_REQUIREMENTS_: Leave out the pictures and copy each record below exactly.

START

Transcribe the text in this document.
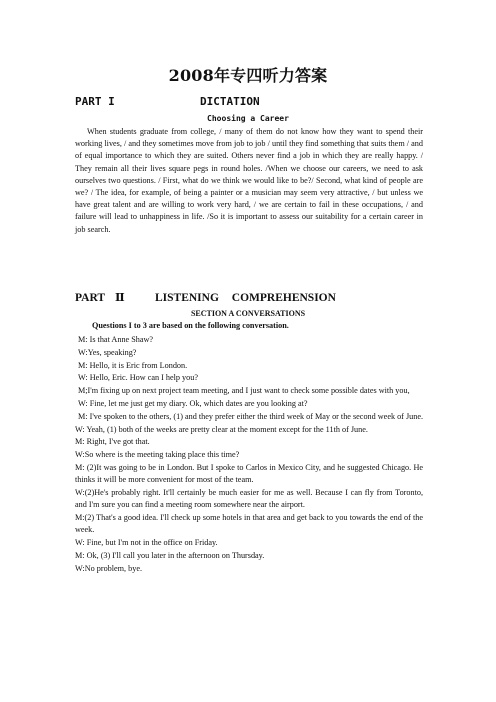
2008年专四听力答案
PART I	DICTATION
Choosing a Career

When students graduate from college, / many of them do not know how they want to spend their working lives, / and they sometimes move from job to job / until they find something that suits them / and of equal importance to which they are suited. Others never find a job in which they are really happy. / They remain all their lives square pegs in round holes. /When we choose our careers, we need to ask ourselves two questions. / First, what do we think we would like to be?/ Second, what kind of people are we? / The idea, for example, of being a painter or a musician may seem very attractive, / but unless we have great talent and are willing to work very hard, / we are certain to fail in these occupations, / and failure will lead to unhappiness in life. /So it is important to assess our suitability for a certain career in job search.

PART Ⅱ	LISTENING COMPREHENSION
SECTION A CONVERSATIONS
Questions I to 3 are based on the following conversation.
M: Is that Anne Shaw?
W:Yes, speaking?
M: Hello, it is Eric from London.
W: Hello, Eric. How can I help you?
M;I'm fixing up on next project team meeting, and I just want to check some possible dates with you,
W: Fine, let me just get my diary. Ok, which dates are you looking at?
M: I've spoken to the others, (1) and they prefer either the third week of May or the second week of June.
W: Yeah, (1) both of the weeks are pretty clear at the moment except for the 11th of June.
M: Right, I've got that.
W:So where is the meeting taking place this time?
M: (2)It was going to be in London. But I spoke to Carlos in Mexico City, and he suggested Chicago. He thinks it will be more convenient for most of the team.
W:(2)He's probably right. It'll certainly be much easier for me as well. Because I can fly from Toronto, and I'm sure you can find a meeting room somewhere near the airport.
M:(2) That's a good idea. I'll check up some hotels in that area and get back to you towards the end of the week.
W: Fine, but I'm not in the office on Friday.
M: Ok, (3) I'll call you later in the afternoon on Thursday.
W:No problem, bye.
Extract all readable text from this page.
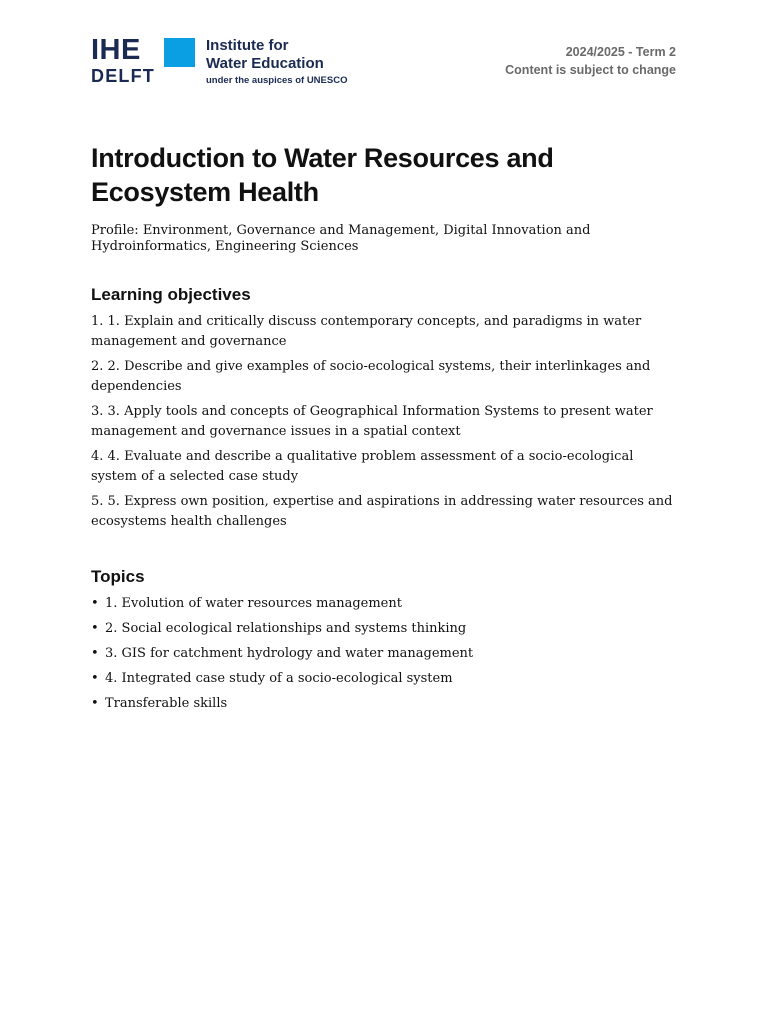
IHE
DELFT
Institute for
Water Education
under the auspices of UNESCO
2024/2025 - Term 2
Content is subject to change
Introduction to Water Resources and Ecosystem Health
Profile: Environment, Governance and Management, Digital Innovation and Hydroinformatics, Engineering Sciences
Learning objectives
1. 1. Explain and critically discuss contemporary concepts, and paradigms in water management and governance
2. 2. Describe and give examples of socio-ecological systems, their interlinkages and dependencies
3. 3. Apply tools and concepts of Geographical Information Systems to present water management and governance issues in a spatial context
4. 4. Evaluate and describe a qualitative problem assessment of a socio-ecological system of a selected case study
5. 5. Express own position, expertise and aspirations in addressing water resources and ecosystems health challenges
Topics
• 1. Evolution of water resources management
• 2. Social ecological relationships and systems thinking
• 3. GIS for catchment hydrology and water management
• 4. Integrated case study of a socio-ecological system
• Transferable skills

END

_THE OUTPUT_:
Transcribe the text in this document.
2008年专四听力答案
PART I	DICTATION
Choosing a Career

When students graduate from college, / many of them do not know how they want to spend their working lives, / and they sometimes move from job to job / until they find something that suits them / and of equal importance to which they are suited. Others never find a job in which they are really happy. / They remain all their lives square pegs in round holes. /When we choose our careers, we need to ask ourselves two questions. / First, what do we think we would like to be?/ Second, what kind of people are we? / The idea, for example, of being a painter or a musician may seem very attractive, / but unless we have great talent and are willing to work very hard, / we are certain to fail in these occupations, / and failure will lead to unhappiness in life. /So it is important to assess our suitability for a certain career in job search.

PART Ⅱ	LISTENING COMPREHENSION
SECTION A CONVERSATIONS
Questions I to 3 are based on the following conversation.
M: Is that Anne Shaw?
W:Yes, speaking?
M: Hello, it is Eric from London.
W: Hello, Eric. How can I help you?
M;I'm fixing up on next project team meeting, and I just want to check some possible dates with you,
W: Fine, let me just get my diary. Ok, which dates are you looking at?
M: I've spoken to the others, (1) and they prefer either the third week of May or the second week of June.
W: Yeah, (1) both of the weeks are pretty clear at the moment except for the 11th of June.
M: Right, I've got that.
W:So where is the meeting taking place this time?
M: (2)It was going to be in London. But I spoke to Carlos in Mexico City, and he suggested Chicago. He thinks it will be more convenient for most of the team.
W:(2)He's probably right. It'll certainly be much easier for me as well. Because I can fly from Toronto, and I'm sure you can find a meeting room somewhere near the airport.
M:(2) That's a good idea. I'll check up some hotels in that area and get back to you towards the end of the week.
W: Fine, but I'm not in the office on Friday.
M: Ok, (3) I'll call you later in the afternoon on Thursday.
W:No problem, bye.
Extract all readable text from this page.
IHE
DELFT
Institute for
Water Education
under the auspices of UNESCO
2024/2025 - Term 2
Content is subject to change
Introduction to Water Resources and Ecosystem Health
Profile: Environment, Governance and Management, Digital Innovation and Hydroinformatics, Engineering Sciences
Learning objectives
1. 1. Explain and critically discuss contemporary concepts, and paradigms in water management and governance
2. 2. Describe and give examples of socio-ecological systems, their interlinkages and dependencies
3. 3. Apply tools and concepts of Geographical Information Systems to present water management and governance issues in a spatial context
4. 4. Evaluate and describe a qualitative problem assessment of a socio-ecological system of a selected case study
5. 5. Express own position, expertise and aspirations in addressing water resources and ecosystems health challenges
Topics
• 1. Evolution of water resources management
• 2. Social ecological relationships and systems thinking
• 3. GIS for catchment hydrology and water management
• 4. Integrated case study of a socio-ecological system
• Transferable skills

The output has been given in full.